BEGIN PASSAGE SHOWN

Research provides clues to hydrate formation and drilling-hazard solutions

March 9, 1998
Hydrate formation is a growing safety concern for offshore drilling programs, but, despite extensive laboratory research, pragmatic information is still lacking. Formation of hydrates in drilling fluids during a shut-in is the most likely hydrate-associated hazard in deepwater drilling, although the number of documented incidents is small. For several years, companies have been aware of problems arising from hydrate formation during well-control and drilling operations. Recently, these problems
Richard Szczepanski, Beryl Edmonds
Infochem Computer Services Ltd.

Nigel Brown, Terry Hamilton
Offshore Safety Division-Health & Safety Executive

Hydrate formation is a growing safety concern for offshore drilling programs, but, despite extensive laboratory research, pragmatic information is still lacking.

Formation of hydrates in drilling fluids during a shut-in is the most likely hydrate-associated hazard in deepwater drilling, although the number of documented incidents is small.

For several years, companies have been aware of problems arising from hydrate formation during well-control and drilling operations. Recently, these problems have increased because of:

  • An increase in deepwater exploration activity.
  • A move towards the use of environmentally favored water-based over oil-based drilling fluids.
In addition to the known naturally forming hydrates, laboratory experiments have also identified heavier hydrocarbons found in oil and gas condensate systems and a new hydrate structure. These two factors may increase the range from which hydrate formation can occur.

Safety concerns

As a result of the increased risk and the need to improve communication, the U.K. Health and Safety Executive asked Infochem Computer Services Ltd. to investigate the state-of-knowledge concerning hydrate formation during deep-sea drilling operations and to relate these findings to operations within U.K. controlled waters.

Gas hydrates are solid, ice-like compounds of natural gas and water. They can exist at temperatures above the freezing point of water (20-30° C.), under conditions of high pressure.

Although hydrate formation can be a problem for oil and gas production operations, the potential for encountering hydrates during the drilling process is a new phenomenon for U.K. offshore operations, particularly the West of Shetland frontier areas. Water depths in these areas range from 300 m to more than 1,000 m, with seabed temperatures as low as 0° C.1

In the Gulf of Mexico, where conditions are in some respects less extreme, serious hydrate problems encountered during well control operations have also been reported.

Hydrates can exist in situ in petroleum reservoirs where they can cause blowouts if drilled into inadvertently. Alternatively, extreme conditions of temperature and pressure mean that hydrates can easily form during the drilling process if fluids containing water-drilling muds, seawater, and produced water-come into contact with reservoir fluids.

Formation of solid hydrates can plug up subsea risers, blow out preventers (BOPs), and choke and kill lines. Conditions during well shut-in are particularly favorable for hydrate formation if high pressures are combined with falling temperatures, and there is sufficient time for equilibrium to be reached. The risks of hydrate formation are significantly increased by the use of water-based muds.

Hydrate structures

The hydrate crystal lattice is composed of hydrogen-bonded water molecules. It cannot exist on its own but must be stabilized by the inclusion of gas molecules in cavities within the lattice. There are a number of different hydrate crystal structures that form under varying conditions and with different gases.

END PASSAGE SHOWN
BEGIN SUPPLIED MATERIAL

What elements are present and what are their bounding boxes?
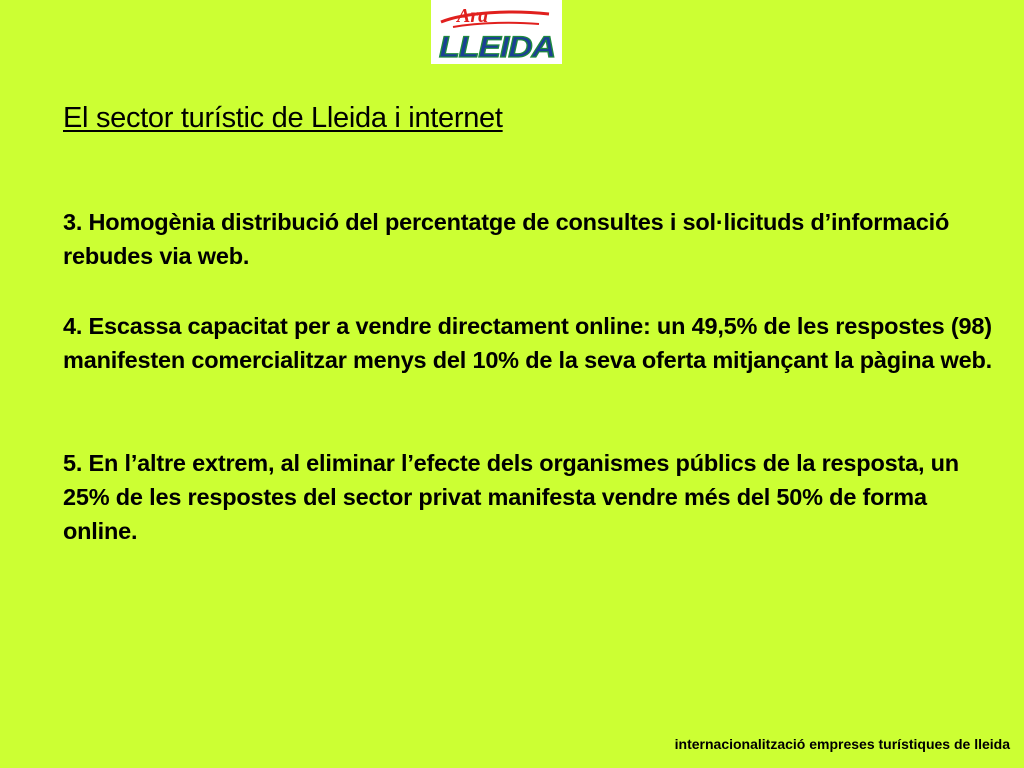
ara-lleida-logo-graphic [431, 0, 562, 64]
point-3-text: 3. Homogènia distribució del percentatge de consultes i sol·licituds d’informació rebudes via web. [63, 209, 950, 269]
slide-title: El sector turístic de Lleida i internet [63, 102, 503, 134]
ara-lleida-logo [431, 0, 562, 64]
logo-main-text: LLEIDA [439, 31, 555, 64]
point-5-text: 5. En l’altre extrem, al eliminar l’efecte dels organismes públics de la resposta, un 25% de les respostes del sector privat manifesta vendre més del 50% de forma online. [63, 450, 959, 544]
point-4-text: 4. Escassa capacitat per a vendre directament online: un 49,5% de les respostes (98) manifesten comercialitzar menys del 10% de la seva oferta mitjançant la pàgina web. [63, 313, 992, 373]
logo-top-text: Ara [457, 5, 489, 27]
footer-text: internacionalització empreses turístiques de lleida [674, 736, 1010, 752]
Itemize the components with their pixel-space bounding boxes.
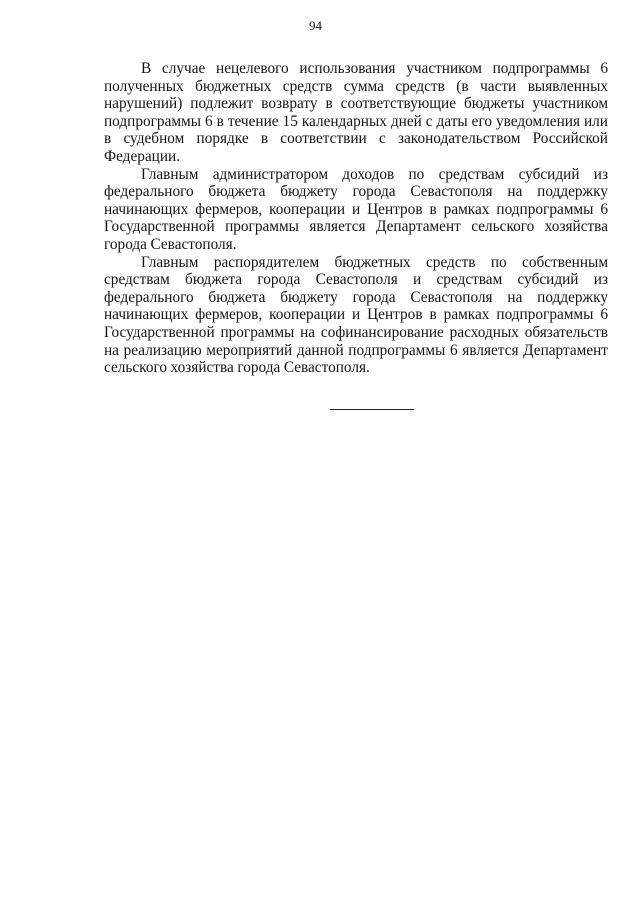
document-body: [104, 60, 608, 377]
page-number: 94: [309, 18, 322, 33]
paragraph-revenue-administrator: Главным администратором доходов по средствам субсидий из федерального бюджета бюджету города Севастополя на поддержку начинающих фермеров, кооперации и Центров в рамках подпрограммы 6 Государственной программы является Департамент сельского хозяйства города Севастополя.: [104, 165, 608, 253]
paragraph-budget-manager: Главным распорядителем бюджетных средств по собственным средствам бюджета города Севастополя и средствам субсидий из федерального бюджета бюджету города Севастополя на поддержку начинающих фермеров, кооперации и Центров в рамках подпрограммы 6 Государственной программы на софинансирование расходных обязательств на реализацию мероприятий данной подпрограммы 6 является Департамент сельского хозяйства города Севастополя.: [104, 253, 608, 377]
end-of-text-divider: [330, 409, 414, 410]
paragraph-misuse-refund: В случае нецелевого использования участником подпрограммы 6 полученных бюджетных средств сумма средств (в части выявленных нарушений) подлежит возврату в соответствующие бюджеты участником подпрограммы 6 в течение 15 календарных дней с даты его уведомления или в судебном порядке в соответствии с законодательством Российской Федерации.: [104, 60, 608, 165]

END SUPPLIED MATERIAL

_WORK TO COMPLETE_: Please extend the article on hydrate formation in offshore drilling, beginning right after its final sentence.

_ANSWER TO THE TASK_:
Until recently, it was thought that hydrates form one of two structures, known as structure I (sI) or structure II (sII), and limited to natural gases up to butane.

Recent work carried out by the Department of Petroleum Engineering at Heriot-Watt University, however, has identified heavier hydrocarbons that can form hydrates.2 These hydrocarbons are found in oil and gas condensate systems. Their molecular size allows them to enter the large cavities of structure II gas hydrates.

Table 1 [70,539 bytes] gives a partial list of hydrate-forming species that might typically be found in natural gases and condensates. Furthermore, the newly discovered structure H (sH) hydrate (Fig. 1 [75,552 bytes]), has a hexagonal crystal lattice that has been shown to form at considerably higher temperatures than structures I and II. These larger molecules were previously regarded as being unable to form hydrates.

For example, methane plus trimethylbutane may form structure H hydrates at temperatures of 10° C. higher than methane would alone.3 The possibility of structure H hydrates may have serious implications for hazard assessment because hydrates may form at conditions where they were previously thought not to exist.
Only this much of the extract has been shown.